Of all the lines in the records below, how many hold the word "text"? Give the number alone.
══ DATASET ENTRIES
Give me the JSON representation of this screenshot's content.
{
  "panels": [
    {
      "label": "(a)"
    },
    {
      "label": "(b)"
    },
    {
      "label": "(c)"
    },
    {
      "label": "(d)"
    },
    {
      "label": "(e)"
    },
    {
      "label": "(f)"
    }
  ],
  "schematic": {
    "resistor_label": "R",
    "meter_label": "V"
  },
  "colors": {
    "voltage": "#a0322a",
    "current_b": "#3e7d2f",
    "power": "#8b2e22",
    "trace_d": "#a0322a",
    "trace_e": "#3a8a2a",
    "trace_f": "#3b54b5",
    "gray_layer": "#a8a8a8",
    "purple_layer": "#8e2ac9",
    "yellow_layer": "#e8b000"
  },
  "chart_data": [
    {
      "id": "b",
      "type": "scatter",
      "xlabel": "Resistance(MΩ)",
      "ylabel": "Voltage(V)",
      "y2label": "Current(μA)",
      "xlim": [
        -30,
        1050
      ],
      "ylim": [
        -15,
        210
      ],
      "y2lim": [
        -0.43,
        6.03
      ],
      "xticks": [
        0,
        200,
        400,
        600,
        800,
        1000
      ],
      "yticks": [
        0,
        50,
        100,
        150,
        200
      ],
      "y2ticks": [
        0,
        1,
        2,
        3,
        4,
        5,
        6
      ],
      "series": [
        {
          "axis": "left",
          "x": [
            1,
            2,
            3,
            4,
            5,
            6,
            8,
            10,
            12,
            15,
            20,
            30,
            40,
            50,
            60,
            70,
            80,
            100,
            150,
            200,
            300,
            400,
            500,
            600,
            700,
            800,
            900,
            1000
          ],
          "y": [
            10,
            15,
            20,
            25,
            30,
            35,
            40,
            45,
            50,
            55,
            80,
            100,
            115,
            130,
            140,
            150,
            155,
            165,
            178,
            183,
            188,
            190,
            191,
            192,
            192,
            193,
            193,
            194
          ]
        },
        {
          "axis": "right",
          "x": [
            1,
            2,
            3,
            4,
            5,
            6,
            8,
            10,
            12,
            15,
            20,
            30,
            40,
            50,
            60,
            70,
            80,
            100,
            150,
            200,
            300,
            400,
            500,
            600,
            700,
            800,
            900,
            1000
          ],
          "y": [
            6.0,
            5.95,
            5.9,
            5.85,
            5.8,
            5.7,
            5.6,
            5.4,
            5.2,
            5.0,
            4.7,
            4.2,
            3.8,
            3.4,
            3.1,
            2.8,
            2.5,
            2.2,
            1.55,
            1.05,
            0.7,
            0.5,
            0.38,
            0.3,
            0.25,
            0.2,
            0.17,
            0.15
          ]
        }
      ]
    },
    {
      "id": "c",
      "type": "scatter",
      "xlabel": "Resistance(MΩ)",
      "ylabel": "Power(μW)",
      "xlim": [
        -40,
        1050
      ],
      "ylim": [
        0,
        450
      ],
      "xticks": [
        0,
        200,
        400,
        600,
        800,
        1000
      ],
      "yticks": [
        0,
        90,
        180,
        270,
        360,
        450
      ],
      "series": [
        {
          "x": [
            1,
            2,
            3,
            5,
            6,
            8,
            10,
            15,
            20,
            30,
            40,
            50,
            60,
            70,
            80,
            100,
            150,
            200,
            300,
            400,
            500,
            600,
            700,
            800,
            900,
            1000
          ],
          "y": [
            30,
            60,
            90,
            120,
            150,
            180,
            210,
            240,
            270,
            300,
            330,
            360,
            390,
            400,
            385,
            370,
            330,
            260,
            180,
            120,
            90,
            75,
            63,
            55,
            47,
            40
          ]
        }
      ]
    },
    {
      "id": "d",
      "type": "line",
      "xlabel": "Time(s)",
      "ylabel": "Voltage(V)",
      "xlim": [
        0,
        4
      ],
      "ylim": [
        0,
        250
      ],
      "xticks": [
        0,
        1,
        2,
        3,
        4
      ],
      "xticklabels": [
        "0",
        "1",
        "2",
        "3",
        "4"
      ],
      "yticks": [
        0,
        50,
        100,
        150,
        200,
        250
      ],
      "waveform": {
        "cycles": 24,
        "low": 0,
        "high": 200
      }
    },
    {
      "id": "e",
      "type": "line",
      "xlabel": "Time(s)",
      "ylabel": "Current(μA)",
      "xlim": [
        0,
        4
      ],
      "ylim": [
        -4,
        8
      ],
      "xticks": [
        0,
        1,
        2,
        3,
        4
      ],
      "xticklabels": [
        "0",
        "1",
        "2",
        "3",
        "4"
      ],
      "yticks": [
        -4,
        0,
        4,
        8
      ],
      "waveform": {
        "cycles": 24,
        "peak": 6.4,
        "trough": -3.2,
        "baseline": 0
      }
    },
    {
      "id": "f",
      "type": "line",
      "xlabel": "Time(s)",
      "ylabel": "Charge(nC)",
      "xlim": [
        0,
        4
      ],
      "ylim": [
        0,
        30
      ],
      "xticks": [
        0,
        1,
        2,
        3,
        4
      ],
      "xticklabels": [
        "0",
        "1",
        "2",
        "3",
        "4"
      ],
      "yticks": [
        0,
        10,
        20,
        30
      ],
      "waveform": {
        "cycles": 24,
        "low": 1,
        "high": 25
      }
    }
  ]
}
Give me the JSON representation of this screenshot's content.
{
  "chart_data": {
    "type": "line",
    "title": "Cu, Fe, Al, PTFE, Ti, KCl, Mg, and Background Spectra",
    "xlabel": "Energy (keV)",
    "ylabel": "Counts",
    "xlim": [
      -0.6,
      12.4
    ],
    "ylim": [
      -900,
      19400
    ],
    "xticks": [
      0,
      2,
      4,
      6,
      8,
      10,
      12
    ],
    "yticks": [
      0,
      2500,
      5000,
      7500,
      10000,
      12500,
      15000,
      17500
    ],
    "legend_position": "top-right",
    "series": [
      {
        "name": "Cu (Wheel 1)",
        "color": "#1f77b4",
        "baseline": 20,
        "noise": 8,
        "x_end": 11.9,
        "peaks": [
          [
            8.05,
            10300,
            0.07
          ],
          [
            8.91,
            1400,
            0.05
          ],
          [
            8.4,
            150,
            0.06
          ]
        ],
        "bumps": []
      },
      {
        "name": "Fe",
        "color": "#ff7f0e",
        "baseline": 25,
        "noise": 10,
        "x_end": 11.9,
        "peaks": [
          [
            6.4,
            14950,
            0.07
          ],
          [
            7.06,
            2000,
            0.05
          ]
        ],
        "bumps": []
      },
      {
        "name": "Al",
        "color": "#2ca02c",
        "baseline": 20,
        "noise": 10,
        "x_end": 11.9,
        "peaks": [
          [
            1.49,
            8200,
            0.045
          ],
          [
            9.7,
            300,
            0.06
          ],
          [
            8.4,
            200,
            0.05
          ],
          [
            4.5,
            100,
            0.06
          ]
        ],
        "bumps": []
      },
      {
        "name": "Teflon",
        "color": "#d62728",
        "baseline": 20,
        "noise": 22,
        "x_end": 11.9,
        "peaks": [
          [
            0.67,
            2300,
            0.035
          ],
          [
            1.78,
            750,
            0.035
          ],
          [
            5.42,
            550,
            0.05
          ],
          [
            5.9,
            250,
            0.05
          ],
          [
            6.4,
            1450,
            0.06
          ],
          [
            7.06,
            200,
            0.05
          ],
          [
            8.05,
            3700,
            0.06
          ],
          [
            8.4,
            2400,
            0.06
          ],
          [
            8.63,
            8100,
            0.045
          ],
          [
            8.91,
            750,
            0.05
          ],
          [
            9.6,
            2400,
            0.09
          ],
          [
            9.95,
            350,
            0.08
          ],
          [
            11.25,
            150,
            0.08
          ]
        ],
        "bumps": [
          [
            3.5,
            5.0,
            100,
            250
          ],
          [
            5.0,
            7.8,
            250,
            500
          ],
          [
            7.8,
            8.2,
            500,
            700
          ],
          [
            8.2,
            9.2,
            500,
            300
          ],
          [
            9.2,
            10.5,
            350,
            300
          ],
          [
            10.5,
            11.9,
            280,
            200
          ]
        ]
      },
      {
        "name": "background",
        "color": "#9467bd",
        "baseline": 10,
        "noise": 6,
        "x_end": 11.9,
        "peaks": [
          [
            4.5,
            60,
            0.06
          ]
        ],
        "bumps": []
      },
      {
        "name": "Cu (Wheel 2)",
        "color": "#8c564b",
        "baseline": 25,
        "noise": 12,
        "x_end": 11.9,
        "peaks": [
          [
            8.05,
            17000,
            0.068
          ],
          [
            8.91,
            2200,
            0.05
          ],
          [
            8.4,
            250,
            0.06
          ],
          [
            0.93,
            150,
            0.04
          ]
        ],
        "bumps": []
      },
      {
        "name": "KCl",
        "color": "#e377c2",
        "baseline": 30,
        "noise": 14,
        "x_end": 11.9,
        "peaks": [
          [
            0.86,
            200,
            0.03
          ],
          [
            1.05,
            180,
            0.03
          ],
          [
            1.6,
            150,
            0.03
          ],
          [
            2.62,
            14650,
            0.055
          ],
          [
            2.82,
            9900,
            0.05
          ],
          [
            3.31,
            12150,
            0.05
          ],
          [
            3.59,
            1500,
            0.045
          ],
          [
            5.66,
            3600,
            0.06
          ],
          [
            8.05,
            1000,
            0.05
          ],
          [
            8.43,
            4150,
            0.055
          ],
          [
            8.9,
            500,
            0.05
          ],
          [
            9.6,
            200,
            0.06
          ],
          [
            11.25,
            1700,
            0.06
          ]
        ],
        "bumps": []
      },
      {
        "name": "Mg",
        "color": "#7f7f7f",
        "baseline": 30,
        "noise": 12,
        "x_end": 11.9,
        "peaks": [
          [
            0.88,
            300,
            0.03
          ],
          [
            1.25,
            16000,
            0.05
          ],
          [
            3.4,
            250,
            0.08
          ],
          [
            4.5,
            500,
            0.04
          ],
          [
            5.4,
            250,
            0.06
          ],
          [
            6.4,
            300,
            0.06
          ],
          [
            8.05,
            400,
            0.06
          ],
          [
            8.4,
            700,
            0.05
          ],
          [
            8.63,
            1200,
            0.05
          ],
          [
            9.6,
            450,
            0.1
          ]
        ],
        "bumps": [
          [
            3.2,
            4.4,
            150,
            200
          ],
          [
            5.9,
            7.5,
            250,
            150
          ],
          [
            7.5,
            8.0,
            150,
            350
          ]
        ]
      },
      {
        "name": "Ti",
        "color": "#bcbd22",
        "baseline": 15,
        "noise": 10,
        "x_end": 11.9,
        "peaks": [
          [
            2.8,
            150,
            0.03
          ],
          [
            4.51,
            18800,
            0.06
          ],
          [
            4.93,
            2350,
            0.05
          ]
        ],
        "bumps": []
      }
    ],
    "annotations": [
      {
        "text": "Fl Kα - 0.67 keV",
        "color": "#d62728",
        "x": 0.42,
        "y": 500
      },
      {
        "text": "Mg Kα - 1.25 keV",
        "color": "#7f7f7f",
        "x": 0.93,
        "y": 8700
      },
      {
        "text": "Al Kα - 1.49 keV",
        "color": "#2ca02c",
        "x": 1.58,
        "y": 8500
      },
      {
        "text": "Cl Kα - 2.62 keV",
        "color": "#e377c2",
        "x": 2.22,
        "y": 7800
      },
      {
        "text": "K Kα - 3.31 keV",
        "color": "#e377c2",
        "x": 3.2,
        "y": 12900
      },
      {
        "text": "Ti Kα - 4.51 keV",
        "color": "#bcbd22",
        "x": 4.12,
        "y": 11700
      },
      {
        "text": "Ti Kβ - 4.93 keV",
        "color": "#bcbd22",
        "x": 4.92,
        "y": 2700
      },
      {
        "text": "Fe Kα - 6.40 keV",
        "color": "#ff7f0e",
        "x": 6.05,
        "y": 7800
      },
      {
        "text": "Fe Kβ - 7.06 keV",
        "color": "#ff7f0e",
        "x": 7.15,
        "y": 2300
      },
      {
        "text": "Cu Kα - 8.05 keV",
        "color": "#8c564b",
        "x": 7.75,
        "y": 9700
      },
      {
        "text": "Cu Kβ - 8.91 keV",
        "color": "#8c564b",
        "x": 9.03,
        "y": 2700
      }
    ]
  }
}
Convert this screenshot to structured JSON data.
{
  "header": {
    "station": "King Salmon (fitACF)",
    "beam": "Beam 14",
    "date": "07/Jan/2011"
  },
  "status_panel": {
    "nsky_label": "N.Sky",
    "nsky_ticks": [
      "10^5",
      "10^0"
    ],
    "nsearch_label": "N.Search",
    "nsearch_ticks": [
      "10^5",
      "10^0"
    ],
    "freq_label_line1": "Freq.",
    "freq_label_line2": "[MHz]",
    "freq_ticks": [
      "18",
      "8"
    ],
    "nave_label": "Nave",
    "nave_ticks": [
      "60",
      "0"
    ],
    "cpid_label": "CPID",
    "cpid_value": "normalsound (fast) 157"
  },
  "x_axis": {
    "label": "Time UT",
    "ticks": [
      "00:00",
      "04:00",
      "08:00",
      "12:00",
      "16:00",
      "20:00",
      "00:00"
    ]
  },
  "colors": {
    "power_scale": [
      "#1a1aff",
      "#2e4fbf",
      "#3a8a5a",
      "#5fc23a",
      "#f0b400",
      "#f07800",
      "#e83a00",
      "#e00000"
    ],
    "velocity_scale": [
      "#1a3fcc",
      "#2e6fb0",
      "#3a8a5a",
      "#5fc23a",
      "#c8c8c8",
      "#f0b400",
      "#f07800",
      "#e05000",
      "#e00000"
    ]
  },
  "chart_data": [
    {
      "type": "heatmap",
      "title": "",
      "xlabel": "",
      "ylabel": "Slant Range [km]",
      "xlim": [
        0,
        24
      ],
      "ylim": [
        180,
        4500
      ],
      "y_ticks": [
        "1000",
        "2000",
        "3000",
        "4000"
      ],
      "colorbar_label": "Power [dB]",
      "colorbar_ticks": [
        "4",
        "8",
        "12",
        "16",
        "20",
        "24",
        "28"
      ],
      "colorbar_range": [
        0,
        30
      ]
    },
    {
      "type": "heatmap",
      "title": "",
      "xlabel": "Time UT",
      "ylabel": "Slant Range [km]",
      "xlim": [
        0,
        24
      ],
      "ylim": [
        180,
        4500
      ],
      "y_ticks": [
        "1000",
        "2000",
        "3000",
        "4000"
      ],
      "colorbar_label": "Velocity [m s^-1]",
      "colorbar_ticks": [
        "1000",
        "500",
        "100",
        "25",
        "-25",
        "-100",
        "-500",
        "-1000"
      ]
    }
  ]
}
════
» **ANSWER TO THIS EXERCISE**
11